PROVIDED MATERIAL
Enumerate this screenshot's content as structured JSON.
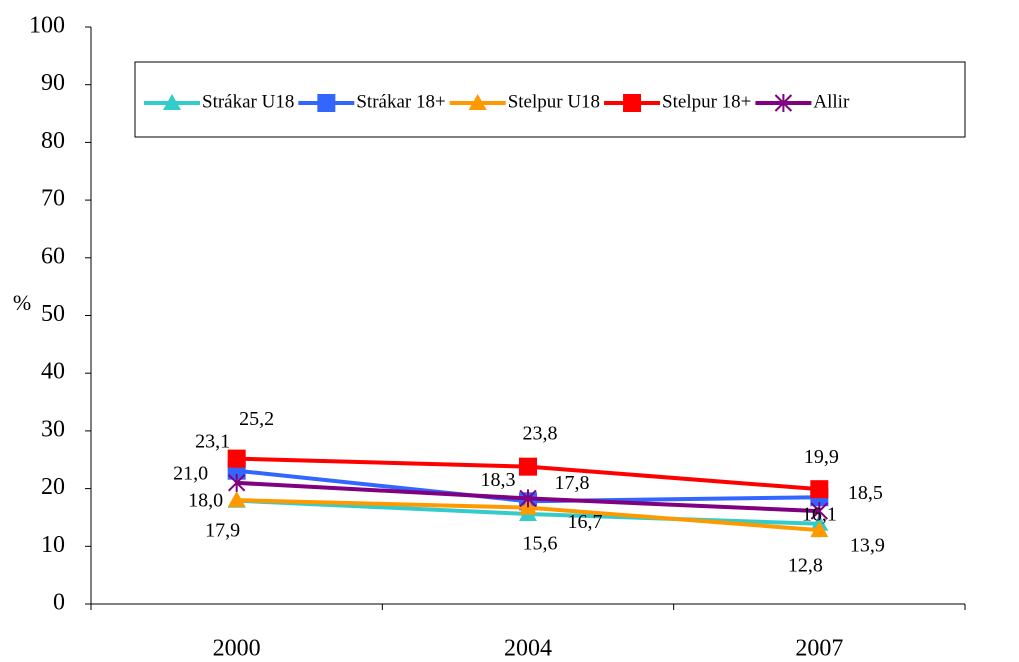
{
  "chart_data": {
    "type": "line",
    "ylabel": "%",
    "categories": [
      "2000",
      "2004",
      "2007"
    ],
    "ylim": [
      0,
      100
    ],
    "yticks": [
      0,
      10,
      20,
      30,
      40,
      50,
      60,
      70,
      80,
      90,
      100
    ],
    "legend": "top",
    "series": [
      {
        "name": "Strákar U18",
        "color": "#33cccc",
        "marker": "triangle",
        "values": [
          17.9,
          15.6,
          13.9
        ],
        "value_labels": [
          "17,9",
          "15,6",
          "13,9"
        ]
      },
      {
        "name": "Strákar 18+",
        "color": "#3366ff",
        "marker": "square",
        "values": [
          23.1,
          17.8,
          18.5
        ],
        "value_labels": [
          "23,1",
          "17,8",
          "18,5"
        ]
      },
      {
        "name": "Stelpur U18",
        "color": "#ff9900",
        "marker": "triangle",
        "values": [
          18.0,
          16.7,
          12.8
        ],
        "value_labels": [
          "18,0",
          "16,7",
          "12,8"
        ]
      },
      {
        "name": "Stelpur 18+",
        "color": "#ff0000",
        "marker": "square",
        "values": [
          25.2,
          23.8,
          19.9
        ],
        "value_labels": [
          "25,2",
          "23,8",
          "19,9"
        ]
      },
      {
        "name": "Allir",
        "color": "#800080",
        "marker": "star",
        "values": [
          21.0,
          18.3,
          16.1
        ],
        "value_labels": [
          "21,0",
          "18,3",
          "16,1"
        ]
      }
    ]
  }
}
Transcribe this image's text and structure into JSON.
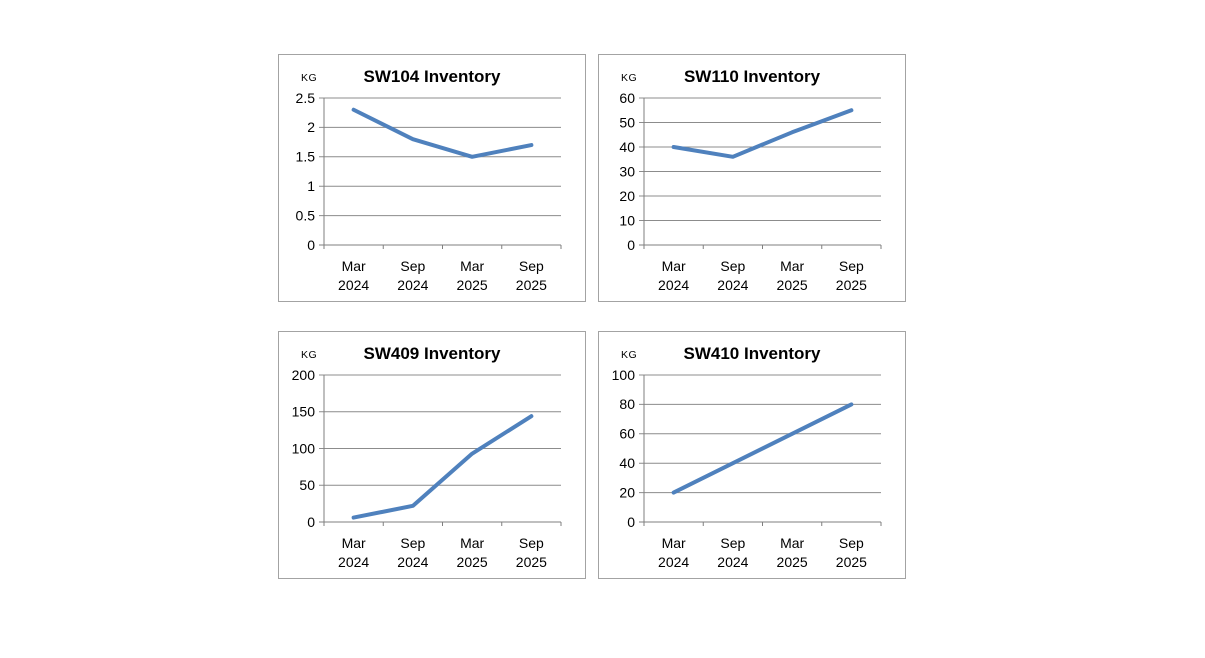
{
  "page": {
    "background": "#ffffff"
  },
  "colors": {
    "line": "#4F81BD",
    "gridline": "#8C8C8C",
    "axis": "#7F7F7F",
    "panel_border": "#A3A3A3",
    "text": "#000000"
  },
  "chart_data": [
    {
      "type": "line",
      "title": "SW104 Inventory",
      "ylabel": "KG",
      "categories": [
        "Mar 2024",
        "Sep 2024",
        "Mar 2025",
        "Sep 2025"
      ],
      "values": [
        2.3,
        1.8,
        1.5,
        1.7
      ],
      "ylim": [
        0,
        2.5
      ],
      "yticks": [
        0,
        0.5,
        1,
        1.5,
        2,
        2.5
      ],
      "grid": true,
      "legend": "none"
    },
    {
      "type": "line",
      "title": "SW110 Inventory",
      "ylabel": "KG",
      "categories": [
        "Mar 2024",
        "Sep 2024",
        "Mar 2025",
        "Sep 2025"
      ],
      "values": [
        40,
        36,
        46,
        55
      ],
      "ylim": [
        0,
        60
      ],
      "yticks": [
        0,
        10,
        20,
        30,
        40,
        50,
        60
      ],
      "grid": true,
      "legend": "none"
    },
    {
      "type": "line",
      "title": "SW409 Inventory",
      "ylabel": "KG",
      "categories": [
        "Mar 2024",
        "Sep 2024",
        "Mar 2025",
        "Sep 2025"
      ],
      "values": [
        6,
        22,
        93,
        144
      ],
      "ylim": [
        0,
        200
      ],
      "yticks": [
        0,
        50,
        100,
        150,
        200
      ],
      "grid": true,
      "legend": "none"
    },
    {
      "type": "line",
      "title": "SW410 Inventory",
      "ylabel": "KG",
      "categories": [
        "Mar 2024",
        "Sep 2024",
        "Mar 2025",
        "Sep 2025"
      ],
      "values": [
        20,
        40,
        60,
        80
      ],
      "ylim": [
        0,
        100
      ],
      "yticks": [
        0,
        20,
        40,
        60,
        80,
        100
      ],
      "grid": true,
      "legend": "none"
    }
  ]
}
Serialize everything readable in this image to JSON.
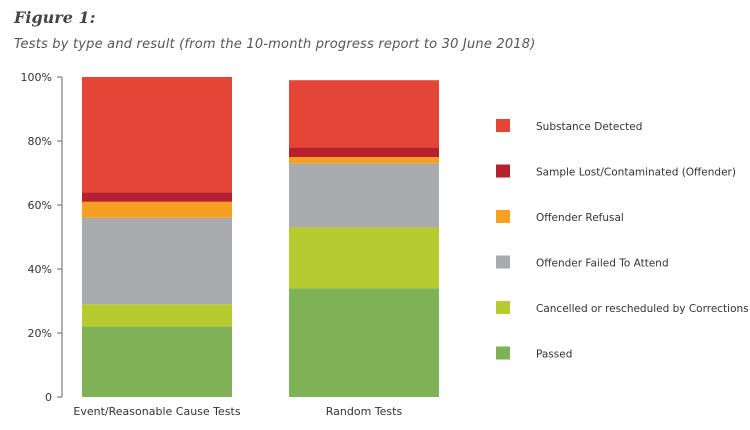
{
  "figure": {
    "label": "Figure 1:",
    "subtitle": "Tests by type and result (from the 10-month progress report to 30 June 2018)"
  },
  "chart_data": {
    "type": "bar",
    "stacked": true,
    "categories": [
      "Event/Reasonable Cause Tests",
      "Random Tests"
    ],
    "ylim": [
      0,
      100
    ],
    "yticks": [
      "0",
      "20%",
      "40%",
      "60%",
      "80%",
      "100%"
    ],
    "ytick_values": [
      0,
      20,
      40,
      60,
      80,
      100
    ],
    "legend_position": "right",
    "series": [
      {
        "name": "Passed",
        "color": "#7fb256",
        "values": [
          22,
          34
        ]
      },
      {
        "name": "Cancelled or rescheduled by Corrections",
        "color": "#b5cb2f",
        "values": [
          7,
          19
        ]
      },
      {
        "name": "Offender Failed To Attend",
        "color": "#a9abae",
        "values": [
          27,
          20
        ]
      },
      {
        "name": "Offender Refusal",
        "color": "#f5a023",
        "values": [
          5,
          2
        ]
      },
      {
        "name": "Sample Lost/Contaminated (Offender)",
        "color": "#b5212e",
        "values": [
          3,
          3
        ]
      },
      {
        "name": "Substance Detected",
        "color": "#e54536",
        "values": [
          36,
          21
        ]
      }
    ]
  }
}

OBJECTIVE
How many of the listing's lines contain "Inventory"? Respond with a single number and nothing else.

FULL OUTPUT
4